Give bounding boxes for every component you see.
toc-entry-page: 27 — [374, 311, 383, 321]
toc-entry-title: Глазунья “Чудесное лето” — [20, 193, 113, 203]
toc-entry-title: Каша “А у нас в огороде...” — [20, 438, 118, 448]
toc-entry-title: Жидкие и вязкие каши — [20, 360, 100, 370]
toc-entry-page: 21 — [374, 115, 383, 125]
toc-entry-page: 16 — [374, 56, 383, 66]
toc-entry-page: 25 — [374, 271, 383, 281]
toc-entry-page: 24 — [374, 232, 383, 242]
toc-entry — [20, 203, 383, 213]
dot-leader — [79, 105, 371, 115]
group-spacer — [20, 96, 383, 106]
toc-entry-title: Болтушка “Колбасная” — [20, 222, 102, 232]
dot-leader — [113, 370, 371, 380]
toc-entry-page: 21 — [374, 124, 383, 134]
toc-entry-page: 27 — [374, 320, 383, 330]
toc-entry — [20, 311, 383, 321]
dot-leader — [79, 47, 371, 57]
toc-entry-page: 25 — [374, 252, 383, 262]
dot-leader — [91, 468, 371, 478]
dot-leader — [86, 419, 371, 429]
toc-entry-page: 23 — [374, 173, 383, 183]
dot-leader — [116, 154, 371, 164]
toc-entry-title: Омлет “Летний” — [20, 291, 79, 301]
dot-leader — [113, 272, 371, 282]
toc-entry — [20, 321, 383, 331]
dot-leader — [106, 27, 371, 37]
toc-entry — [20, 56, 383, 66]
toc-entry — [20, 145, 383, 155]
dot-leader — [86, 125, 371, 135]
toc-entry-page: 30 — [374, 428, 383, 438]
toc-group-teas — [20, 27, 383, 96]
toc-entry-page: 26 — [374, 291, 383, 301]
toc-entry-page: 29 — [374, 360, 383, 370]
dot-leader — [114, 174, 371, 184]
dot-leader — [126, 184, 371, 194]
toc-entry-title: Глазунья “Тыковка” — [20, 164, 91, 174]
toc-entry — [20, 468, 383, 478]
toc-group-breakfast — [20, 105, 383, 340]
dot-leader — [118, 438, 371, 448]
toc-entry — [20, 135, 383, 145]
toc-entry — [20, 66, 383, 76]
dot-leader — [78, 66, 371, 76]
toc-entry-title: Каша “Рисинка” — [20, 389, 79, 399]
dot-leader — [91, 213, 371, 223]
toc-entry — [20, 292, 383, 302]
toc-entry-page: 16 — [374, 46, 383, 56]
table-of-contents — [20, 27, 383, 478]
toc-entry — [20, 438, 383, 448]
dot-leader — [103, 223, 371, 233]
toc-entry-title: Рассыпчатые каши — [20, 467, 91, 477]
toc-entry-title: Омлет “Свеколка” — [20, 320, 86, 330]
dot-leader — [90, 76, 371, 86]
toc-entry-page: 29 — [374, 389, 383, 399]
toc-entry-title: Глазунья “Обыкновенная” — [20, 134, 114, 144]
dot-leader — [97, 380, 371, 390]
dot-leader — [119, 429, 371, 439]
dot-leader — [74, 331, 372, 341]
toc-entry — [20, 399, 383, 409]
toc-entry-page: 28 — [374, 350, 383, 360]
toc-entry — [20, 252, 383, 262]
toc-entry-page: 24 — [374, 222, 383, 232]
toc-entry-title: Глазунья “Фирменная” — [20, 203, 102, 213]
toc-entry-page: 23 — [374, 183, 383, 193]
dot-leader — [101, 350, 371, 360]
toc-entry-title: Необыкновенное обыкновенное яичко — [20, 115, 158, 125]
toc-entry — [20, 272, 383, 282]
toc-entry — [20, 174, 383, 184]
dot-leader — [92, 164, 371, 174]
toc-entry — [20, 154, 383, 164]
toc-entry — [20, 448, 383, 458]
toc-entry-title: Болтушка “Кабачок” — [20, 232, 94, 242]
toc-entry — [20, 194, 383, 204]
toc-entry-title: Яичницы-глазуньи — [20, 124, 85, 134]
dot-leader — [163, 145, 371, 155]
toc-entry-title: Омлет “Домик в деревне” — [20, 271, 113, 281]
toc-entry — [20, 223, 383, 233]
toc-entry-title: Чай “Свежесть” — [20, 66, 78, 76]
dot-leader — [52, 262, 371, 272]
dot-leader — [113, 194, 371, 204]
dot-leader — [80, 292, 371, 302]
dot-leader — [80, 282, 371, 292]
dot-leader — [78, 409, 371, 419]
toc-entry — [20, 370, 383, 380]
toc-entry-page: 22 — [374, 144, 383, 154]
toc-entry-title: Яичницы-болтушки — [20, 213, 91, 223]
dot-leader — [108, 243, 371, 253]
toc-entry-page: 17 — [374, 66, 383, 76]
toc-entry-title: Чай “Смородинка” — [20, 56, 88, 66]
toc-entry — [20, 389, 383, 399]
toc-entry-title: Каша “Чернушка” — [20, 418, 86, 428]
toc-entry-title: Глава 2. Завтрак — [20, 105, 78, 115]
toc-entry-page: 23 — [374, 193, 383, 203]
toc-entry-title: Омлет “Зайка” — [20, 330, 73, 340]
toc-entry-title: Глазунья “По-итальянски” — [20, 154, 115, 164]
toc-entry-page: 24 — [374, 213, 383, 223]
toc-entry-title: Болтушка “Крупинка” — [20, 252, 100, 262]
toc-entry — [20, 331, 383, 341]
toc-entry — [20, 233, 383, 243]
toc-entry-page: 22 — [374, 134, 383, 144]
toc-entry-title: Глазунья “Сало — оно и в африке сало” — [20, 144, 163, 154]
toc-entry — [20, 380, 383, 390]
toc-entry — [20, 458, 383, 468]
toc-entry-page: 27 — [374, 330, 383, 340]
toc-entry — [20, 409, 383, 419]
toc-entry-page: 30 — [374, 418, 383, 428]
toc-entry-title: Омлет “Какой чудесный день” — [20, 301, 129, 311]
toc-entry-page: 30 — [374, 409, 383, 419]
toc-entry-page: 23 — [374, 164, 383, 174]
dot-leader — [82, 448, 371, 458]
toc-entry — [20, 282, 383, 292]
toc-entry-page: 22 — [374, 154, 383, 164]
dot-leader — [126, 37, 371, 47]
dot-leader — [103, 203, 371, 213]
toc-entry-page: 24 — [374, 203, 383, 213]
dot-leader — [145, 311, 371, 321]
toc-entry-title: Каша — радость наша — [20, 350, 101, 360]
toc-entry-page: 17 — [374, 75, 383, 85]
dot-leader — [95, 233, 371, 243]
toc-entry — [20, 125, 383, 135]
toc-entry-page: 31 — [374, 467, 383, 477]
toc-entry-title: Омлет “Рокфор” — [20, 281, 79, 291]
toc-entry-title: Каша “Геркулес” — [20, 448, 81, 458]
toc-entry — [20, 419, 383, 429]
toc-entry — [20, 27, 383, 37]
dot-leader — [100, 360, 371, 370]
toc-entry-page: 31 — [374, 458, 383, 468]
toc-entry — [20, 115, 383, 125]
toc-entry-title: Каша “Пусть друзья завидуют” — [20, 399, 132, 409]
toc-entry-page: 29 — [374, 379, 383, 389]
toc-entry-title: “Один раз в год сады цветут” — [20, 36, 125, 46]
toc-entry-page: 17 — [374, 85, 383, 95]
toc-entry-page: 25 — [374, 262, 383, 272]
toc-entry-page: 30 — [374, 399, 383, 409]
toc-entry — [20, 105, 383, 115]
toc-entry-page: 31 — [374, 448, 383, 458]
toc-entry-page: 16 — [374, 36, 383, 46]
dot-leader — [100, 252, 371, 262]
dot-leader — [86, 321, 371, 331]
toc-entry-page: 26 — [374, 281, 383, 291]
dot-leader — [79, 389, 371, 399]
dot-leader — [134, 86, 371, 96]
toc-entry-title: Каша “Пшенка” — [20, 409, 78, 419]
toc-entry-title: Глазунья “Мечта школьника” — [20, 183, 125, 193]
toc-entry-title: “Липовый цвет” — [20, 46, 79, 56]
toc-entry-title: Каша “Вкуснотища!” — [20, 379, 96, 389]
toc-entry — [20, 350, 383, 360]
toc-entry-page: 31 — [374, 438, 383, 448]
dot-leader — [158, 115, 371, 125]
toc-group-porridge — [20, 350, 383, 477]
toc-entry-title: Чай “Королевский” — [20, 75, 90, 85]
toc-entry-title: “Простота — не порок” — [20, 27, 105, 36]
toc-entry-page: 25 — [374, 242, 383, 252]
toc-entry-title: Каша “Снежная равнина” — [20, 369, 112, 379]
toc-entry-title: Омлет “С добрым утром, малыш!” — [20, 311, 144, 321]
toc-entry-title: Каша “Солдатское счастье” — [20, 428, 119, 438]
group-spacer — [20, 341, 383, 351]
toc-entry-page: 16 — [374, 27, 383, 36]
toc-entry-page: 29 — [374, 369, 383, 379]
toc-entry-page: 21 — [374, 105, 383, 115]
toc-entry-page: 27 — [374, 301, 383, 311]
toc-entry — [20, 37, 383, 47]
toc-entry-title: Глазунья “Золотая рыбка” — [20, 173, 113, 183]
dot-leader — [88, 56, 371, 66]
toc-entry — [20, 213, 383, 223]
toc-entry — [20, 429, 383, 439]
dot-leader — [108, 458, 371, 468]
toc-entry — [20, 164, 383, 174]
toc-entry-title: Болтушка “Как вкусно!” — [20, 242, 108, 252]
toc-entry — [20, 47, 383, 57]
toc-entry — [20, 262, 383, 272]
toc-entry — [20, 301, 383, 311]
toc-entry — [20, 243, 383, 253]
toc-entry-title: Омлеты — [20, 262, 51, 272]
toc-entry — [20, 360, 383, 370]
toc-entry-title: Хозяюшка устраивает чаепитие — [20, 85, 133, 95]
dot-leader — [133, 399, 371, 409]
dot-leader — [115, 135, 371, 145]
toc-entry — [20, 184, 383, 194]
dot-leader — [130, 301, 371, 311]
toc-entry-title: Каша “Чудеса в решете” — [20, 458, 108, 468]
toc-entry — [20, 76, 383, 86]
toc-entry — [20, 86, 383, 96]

*WHAT YOU SHOULD DO*
Filter the data above and copy out every line that contains the string "spacer".

*RESPONSE*
group-spacer — [20, 96, 383, 106]
group-spacer — [20, 341, 383, 351]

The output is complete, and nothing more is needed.